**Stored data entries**
● ● ● ● ● ● ●

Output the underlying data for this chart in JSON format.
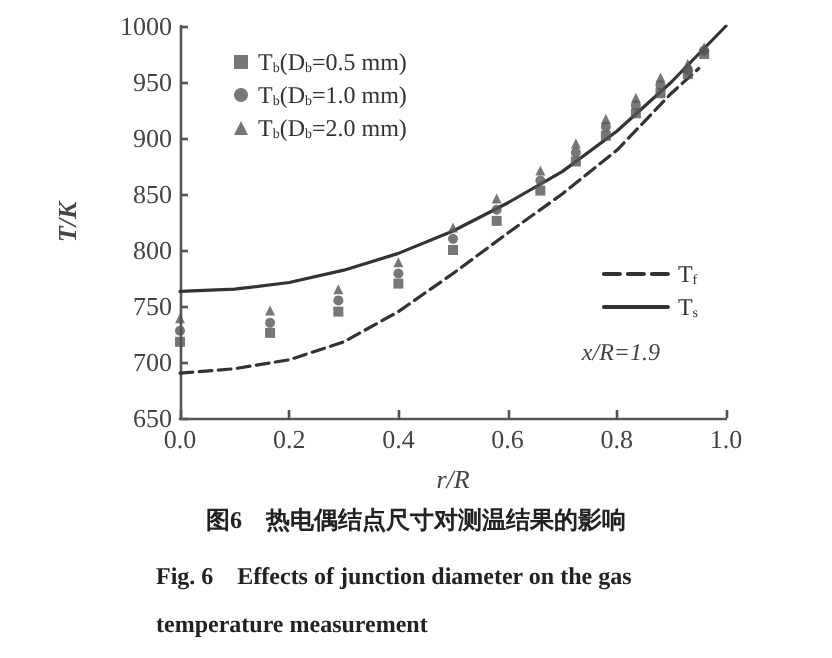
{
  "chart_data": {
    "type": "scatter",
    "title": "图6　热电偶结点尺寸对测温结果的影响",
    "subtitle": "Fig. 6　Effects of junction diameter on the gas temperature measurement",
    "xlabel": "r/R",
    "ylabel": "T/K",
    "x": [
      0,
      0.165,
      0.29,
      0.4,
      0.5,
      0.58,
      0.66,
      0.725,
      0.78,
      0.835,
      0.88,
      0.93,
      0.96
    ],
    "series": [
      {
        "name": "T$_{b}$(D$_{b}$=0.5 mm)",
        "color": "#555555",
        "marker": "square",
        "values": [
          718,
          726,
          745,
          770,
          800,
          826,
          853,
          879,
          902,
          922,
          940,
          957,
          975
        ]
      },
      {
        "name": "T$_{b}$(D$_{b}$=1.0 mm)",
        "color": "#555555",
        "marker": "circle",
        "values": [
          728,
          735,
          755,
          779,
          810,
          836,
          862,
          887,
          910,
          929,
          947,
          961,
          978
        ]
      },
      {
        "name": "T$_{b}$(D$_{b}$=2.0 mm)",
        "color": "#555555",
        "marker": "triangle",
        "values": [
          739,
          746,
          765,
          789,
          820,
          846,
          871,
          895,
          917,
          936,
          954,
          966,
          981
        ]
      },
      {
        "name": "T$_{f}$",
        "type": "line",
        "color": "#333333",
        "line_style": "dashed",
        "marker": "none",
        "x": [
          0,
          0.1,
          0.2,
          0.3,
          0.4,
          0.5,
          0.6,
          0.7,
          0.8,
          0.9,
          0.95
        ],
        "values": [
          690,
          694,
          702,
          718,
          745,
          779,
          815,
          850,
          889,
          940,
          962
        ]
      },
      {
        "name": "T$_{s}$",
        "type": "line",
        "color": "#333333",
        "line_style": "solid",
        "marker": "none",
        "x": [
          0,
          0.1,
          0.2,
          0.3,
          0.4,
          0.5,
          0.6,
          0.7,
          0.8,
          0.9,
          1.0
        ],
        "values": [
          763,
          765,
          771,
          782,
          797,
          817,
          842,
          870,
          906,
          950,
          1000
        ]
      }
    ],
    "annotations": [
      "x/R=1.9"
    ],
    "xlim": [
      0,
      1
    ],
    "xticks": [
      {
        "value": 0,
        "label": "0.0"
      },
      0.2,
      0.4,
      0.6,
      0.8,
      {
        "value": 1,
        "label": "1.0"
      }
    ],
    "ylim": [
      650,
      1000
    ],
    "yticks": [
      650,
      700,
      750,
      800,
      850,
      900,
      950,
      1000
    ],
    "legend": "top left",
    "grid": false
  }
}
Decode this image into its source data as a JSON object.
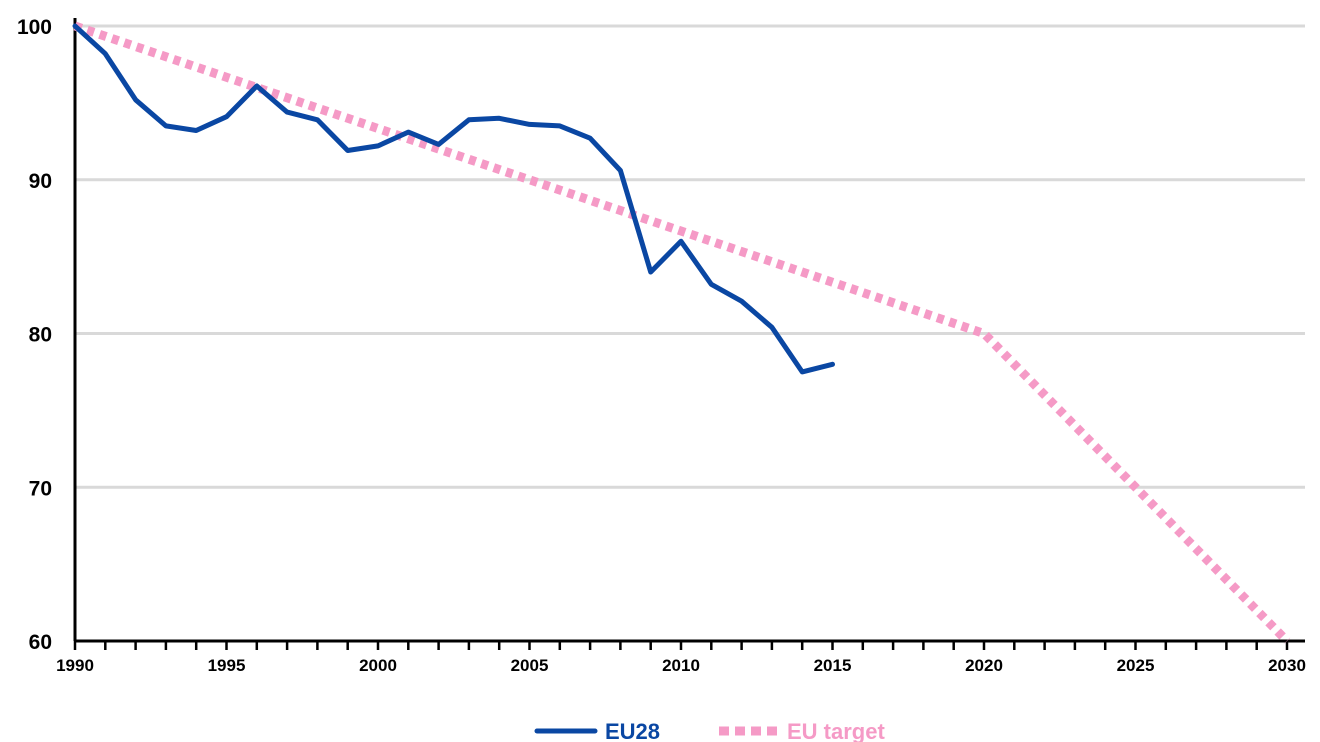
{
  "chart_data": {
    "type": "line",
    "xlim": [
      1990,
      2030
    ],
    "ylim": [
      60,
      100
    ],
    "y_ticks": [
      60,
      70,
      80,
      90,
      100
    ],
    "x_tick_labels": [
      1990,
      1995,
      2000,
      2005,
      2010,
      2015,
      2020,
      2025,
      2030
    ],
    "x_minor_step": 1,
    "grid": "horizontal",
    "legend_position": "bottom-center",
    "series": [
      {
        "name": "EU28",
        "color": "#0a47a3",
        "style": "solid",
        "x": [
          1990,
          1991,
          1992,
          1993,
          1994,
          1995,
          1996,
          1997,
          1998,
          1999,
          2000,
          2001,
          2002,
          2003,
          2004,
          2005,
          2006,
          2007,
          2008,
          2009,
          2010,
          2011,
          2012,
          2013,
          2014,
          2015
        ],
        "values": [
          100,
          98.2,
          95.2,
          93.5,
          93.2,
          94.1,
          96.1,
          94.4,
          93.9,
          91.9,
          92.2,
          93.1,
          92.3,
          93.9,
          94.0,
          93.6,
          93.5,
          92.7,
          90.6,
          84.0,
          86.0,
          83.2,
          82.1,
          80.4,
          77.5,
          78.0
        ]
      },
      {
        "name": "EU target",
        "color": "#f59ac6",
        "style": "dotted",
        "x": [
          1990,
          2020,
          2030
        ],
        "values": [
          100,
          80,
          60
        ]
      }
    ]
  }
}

● ● ● ● ● ● ●

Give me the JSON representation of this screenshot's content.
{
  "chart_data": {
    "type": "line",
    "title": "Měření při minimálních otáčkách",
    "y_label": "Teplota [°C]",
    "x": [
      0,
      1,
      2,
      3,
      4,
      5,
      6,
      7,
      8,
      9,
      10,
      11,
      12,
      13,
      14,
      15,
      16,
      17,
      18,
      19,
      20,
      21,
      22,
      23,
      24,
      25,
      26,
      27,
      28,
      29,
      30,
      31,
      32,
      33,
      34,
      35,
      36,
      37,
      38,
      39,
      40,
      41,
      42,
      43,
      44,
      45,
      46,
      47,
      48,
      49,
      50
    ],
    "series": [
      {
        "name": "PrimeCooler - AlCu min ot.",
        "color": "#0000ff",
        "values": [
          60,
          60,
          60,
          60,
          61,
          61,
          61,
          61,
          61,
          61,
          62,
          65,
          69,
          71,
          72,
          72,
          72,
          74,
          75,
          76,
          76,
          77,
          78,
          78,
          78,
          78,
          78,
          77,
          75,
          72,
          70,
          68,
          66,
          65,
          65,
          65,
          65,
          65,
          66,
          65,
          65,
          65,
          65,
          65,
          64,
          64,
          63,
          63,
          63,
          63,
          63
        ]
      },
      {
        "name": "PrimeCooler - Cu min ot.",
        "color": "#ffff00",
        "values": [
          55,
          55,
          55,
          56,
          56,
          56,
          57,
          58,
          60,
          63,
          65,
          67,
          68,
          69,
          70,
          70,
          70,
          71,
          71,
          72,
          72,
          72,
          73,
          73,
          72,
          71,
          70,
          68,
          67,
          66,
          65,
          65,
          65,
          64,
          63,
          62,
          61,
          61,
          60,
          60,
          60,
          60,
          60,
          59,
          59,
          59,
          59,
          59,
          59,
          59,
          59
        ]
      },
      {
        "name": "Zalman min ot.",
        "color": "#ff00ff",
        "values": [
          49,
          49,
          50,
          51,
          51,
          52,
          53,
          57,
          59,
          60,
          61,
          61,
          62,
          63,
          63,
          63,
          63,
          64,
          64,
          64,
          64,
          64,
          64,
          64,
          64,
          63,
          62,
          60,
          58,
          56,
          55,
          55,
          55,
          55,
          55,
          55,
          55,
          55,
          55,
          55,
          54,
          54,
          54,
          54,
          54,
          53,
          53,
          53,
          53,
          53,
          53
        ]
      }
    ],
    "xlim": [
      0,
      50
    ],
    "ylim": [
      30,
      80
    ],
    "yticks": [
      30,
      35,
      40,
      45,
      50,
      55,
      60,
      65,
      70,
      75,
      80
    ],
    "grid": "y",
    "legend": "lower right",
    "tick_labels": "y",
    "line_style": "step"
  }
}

● ● ● ● ● ● ●

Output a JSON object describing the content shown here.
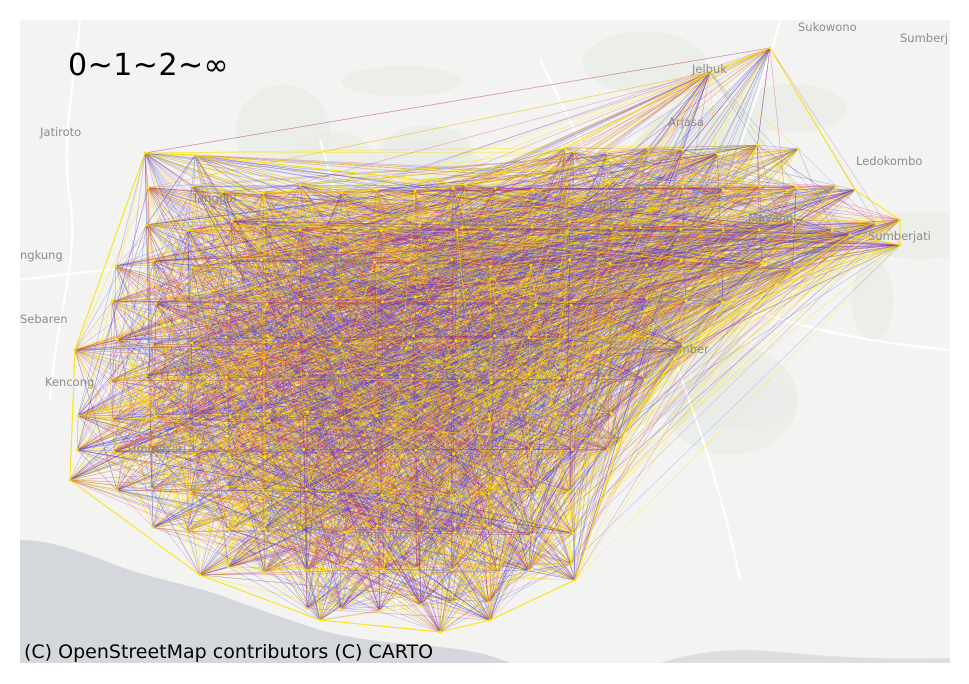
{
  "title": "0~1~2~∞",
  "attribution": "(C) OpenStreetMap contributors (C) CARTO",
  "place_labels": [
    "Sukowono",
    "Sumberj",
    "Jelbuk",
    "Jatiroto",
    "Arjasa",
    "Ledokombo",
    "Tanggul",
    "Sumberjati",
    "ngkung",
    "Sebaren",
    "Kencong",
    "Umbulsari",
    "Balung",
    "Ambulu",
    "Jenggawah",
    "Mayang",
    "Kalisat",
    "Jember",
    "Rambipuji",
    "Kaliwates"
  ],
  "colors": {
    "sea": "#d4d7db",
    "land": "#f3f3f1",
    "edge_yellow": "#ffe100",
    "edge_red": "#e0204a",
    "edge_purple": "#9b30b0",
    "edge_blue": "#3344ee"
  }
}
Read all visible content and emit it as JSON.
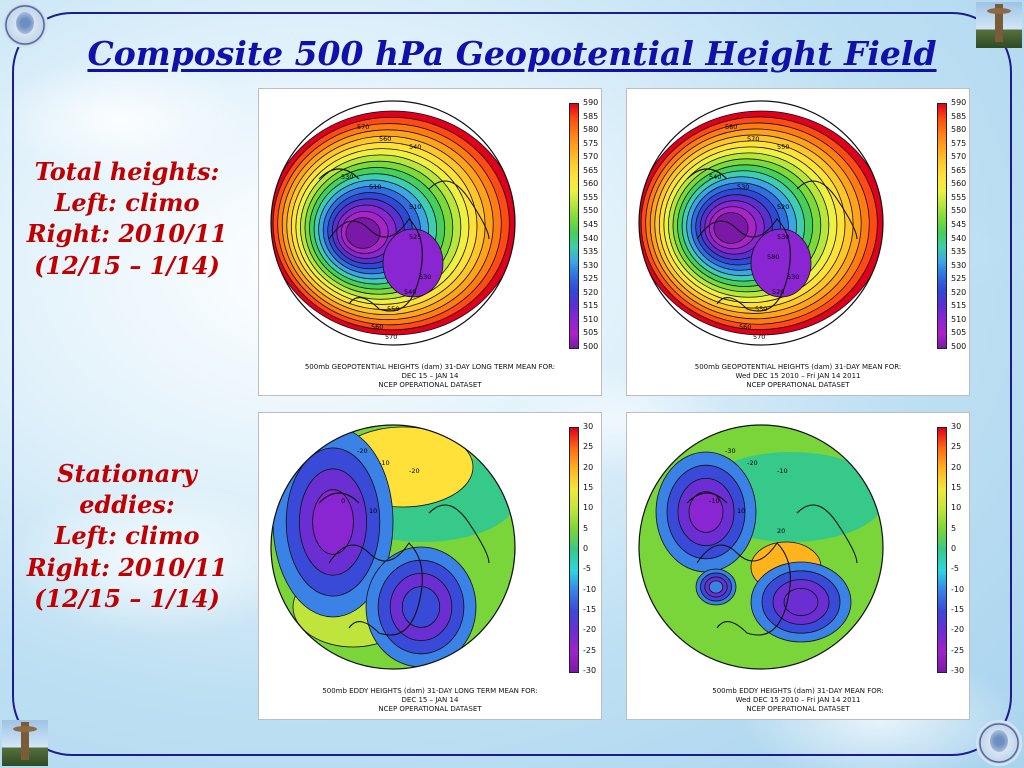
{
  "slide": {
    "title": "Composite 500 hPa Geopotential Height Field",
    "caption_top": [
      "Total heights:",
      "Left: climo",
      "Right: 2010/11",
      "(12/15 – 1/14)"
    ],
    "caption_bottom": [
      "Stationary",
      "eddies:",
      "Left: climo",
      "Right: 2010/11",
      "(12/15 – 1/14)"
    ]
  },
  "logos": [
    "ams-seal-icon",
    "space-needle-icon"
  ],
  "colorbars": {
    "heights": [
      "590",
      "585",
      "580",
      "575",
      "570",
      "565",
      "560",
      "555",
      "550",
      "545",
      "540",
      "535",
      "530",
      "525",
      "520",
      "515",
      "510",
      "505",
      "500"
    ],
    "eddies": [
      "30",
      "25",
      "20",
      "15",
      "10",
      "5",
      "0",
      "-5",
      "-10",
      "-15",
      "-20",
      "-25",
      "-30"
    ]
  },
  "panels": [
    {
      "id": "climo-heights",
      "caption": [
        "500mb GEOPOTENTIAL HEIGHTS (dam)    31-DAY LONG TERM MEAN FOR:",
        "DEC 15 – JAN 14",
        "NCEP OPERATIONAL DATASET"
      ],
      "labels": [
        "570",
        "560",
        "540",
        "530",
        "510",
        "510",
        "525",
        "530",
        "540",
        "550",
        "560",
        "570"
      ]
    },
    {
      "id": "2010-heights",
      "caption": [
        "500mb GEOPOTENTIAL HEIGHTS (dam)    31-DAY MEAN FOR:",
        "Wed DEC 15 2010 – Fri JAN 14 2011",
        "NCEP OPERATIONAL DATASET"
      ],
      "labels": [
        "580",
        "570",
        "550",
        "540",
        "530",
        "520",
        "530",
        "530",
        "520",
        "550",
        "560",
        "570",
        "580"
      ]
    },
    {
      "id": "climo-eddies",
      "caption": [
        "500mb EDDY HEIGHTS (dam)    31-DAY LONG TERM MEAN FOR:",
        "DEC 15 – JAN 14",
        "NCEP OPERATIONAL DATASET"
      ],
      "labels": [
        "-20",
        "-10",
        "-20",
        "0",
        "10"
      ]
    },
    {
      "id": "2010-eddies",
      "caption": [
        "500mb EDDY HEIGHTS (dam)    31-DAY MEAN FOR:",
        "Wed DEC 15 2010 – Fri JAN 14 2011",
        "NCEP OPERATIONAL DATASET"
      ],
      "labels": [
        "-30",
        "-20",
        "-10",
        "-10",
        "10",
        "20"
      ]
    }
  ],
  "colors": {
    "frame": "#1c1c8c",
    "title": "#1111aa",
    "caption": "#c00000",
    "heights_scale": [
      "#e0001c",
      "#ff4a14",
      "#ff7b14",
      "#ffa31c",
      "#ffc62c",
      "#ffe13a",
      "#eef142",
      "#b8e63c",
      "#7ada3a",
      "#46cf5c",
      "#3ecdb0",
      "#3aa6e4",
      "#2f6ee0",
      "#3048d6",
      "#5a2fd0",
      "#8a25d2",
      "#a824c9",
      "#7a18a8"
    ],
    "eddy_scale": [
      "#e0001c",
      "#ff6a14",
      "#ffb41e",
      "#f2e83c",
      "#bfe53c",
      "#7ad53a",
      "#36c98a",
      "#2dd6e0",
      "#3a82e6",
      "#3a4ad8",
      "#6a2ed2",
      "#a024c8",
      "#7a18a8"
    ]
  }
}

● ● ● ● ● ● ●

**TASK TO CARRY OUT**
Using the listing, copy every line where the word "eddies" shows up.

**SOLUTION FOR THIS TASK**
      "eddies:",
    "eddies": [
      "id": "climo-eddies",
      "id": "2010-eddies",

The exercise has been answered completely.